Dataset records
───
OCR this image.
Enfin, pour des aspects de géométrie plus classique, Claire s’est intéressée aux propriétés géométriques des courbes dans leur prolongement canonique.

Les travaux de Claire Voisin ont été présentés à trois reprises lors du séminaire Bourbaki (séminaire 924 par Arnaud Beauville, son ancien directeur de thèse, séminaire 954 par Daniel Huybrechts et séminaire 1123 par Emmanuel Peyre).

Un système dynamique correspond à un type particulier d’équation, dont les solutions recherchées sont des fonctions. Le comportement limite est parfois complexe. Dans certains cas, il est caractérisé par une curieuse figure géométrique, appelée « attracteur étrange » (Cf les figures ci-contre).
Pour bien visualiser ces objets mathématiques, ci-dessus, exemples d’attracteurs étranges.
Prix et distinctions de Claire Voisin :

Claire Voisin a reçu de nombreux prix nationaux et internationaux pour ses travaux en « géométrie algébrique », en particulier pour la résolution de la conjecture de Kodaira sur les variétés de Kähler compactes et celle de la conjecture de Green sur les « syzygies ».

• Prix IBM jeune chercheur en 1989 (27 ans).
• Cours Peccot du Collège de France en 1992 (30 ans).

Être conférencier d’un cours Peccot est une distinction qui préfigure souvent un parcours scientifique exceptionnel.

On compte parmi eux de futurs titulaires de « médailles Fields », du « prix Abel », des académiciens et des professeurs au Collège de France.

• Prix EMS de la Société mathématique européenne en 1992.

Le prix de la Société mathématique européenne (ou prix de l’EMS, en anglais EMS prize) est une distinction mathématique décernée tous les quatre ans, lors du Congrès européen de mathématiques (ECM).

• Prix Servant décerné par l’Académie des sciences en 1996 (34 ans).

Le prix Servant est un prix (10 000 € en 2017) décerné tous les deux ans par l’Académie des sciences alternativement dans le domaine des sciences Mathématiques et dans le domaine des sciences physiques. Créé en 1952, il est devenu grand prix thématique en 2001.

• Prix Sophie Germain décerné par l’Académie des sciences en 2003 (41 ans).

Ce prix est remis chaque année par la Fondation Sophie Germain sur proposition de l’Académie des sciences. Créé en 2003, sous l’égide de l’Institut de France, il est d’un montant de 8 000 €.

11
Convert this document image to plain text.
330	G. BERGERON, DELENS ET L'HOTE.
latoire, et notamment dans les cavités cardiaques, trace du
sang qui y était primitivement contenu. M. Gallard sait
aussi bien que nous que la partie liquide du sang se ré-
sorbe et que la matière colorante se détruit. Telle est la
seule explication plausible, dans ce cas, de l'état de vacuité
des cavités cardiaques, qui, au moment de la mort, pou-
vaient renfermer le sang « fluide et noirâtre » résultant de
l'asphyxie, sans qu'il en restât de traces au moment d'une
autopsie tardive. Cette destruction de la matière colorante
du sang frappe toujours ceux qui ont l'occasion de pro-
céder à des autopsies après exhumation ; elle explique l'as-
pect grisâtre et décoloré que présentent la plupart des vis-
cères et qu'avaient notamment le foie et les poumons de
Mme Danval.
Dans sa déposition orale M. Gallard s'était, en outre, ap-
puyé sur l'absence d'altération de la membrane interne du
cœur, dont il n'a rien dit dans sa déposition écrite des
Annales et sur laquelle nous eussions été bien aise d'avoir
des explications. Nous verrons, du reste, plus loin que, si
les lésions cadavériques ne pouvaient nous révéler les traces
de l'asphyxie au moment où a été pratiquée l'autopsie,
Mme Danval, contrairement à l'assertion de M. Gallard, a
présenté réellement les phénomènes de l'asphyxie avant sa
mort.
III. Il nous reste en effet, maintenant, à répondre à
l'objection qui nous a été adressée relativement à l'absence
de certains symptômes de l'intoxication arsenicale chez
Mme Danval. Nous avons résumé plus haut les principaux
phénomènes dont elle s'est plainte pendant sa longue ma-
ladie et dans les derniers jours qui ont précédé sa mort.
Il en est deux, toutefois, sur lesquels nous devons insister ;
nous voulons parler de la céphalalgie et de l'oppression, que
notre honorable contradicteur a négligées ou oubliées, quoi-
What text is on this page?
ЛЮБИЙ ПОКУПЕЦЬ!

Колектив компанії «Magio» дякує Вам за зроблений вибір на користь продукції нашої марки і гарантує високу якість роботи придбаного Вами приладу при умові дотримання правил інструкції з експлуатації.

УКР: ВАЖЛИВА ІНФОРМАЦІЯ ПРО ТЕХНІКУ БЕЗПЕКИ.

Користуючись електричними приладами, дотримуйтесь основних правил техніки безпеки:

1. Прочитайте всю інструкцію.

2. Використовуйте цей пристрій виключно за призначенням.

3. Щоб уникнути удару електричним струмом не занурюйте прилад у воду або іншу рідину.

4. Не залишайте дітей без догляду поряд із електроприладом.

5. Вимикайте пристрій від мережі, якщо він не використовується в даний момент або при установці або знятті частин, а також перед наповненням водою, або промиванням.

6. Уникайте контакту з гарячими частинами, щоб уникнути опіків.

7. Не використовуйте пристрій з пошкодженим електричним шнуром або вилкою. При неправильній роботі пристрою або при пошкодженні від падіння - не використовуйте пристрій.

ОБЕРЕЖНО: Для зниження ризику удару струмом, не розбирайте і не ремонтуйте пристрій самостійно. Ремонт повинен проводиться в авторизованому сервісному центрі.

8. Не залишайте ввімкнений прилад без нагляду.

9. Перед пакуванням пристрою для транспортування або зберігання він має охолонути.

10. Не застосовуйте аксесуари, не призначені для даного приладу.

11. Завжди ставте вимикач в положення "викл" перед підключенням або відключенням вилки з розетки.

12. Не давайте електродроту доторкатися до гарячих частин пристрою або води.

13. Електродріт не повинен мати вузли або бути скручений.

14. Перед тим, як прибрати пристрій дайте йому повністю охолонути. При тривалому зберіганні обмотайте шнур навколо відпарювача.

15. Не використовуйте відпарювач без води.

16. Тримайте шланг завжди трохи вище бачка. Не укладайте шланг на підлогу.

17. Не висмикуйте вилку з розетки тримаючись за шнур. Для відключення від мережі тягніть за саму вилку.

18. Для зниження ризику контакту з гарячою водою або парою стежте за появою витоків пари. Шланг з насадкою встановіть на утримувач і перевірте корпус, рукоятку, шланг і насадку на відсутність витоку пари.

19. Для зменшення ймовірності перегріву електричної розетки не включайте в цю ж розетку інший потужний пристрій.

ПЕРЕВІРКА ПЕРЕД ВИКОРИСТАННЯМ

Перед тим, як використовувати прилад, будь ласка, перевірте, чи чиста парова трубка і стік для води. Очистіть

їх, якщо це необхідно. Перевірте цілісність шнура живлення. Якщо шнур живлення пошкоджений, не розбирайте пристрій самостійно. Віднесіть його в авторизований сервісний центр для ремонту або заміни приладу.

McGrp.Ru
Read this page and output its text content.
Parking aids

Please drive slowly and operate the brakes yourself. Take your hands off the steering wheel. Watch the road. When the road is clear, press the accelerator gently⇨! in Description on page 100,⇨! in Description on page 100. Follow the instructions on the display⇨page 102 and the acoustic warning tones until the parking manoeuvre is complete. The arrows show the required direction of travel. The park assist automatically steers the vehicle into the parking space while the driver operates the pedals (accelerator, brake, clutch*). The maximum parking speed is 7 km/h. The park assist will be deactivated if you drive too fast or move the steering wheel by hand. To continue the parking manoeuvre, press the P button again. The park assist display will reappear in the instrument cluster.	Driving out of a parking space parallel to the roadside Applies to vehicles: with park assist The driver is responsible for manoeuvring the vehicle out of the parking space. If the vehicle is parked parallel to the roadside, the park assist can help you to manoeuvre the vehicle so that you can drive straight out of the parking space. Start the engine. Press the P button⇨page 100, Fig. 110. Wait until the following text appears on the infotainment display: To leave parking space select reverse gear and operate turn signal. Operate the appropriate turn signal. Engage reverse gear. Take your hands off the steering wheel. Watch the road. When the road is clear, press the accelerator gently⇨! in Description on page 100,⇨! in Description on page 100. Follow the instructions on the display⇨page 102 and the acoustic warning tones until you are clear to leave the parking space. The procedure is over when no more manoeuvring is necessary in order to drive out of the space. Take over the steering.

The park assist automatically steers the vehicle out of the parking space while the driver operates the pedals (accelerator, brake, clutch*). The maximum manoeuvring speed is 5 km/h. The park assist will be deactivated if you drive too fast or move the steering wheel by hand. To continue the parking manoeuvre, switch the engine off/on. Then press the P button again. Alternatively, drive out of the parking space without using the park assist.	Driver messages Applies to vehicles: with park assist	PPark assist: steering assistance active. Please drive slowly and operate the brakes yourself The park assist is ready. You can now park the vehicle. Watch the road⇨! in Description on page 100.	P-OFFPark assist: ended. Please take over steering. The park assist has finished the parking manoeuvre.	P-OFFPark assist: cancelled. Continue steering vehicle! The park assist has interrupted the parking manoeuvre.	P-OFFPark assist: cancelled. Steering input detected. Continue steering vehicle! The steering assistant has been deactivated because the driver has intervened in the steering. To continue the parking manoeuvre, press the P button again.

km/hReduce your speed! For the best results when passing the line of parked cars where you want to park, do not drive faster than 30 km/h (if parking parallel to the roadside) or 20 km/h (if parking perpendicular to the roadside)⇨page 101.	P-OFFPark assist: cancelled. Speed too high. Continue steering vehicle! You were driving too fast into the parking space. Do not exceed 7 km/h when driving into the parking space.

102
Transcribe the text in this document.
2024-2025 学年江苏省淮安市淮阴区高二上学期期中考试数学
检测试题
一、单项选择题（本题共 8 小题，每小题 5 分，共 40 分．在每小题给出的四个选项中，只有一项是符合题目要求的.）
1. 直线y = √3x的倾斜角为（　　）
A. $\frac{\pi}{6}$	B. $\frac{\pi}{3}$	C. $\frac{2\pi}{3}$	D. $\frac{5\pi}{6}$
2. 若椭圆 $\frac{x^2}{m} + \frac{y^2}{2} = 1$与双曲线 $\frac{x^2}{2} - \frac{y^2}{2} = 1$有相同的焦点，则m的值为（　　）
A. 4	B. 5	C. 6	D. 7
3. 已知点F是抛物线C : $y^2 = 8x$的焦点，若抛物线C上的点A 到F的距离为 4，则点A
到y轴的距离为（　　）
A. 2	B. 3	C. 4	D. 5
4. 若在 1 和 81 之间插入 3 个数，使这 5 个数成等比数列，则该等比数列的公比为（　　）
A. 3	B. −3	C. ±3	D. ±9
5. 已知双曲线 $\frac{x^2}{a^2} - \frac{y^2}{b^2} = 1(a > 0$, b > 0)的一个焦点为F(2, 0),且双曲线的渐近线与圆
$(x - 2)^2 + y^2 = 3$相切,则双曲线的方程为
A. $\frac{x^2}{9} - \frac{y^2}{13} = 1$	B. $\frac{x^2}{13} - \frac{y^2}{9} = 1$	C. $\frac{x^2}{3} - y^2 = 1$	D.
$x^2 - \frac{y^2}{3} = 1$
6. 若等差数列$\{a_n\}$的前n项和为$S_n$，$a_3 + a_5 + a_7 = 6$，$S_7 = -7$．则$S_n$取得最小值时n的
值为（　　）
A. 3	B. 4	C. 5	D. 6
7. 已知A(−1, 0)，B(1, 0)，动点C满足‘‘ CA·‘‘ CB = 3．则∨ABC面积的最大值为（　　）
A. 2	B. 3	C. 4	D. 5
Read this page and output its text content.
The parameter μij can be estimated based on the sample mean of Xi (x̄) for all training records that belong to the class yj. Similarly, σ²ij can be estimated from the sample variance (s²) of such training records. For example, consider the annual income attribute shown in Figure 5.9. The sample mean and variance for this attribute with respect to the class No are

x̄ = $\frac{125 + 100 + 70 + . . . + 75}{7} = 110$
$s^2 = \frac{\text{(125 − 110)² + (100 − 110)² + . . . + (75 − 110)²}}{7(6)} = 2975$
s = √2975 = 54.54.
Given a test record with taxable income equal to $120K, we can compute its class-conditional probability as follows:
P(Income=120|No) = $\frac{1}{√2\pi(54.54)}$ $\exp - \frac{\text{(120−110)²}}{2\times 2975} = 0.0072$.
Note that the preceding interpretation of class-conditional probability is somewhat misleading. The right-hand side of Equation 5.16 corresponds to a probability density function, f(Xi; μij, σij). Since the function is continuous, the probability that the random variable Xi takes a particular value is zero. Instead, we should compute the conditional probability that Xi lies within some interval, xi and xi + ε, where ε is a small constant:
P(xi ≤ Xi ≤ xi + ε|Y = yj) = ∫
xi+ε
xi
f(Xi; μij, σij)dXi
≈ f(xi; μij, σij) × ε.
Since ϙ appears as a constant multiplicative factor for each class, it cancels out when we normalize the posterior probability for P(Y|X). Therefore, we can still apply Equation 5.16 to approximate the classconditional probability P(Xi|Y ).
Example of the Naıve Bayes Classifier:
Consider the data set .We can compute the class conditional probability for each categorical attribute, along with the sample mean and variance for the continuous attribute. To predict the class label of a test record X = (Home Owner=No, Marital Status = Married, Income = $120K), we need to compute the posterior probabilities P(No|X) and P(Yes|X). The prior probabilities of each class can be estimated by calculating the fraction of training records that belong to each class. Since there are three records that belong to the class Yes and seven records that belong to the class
───
Count the lines that hold the string "européenne", and reply with that number alone.

*Written reply*: 2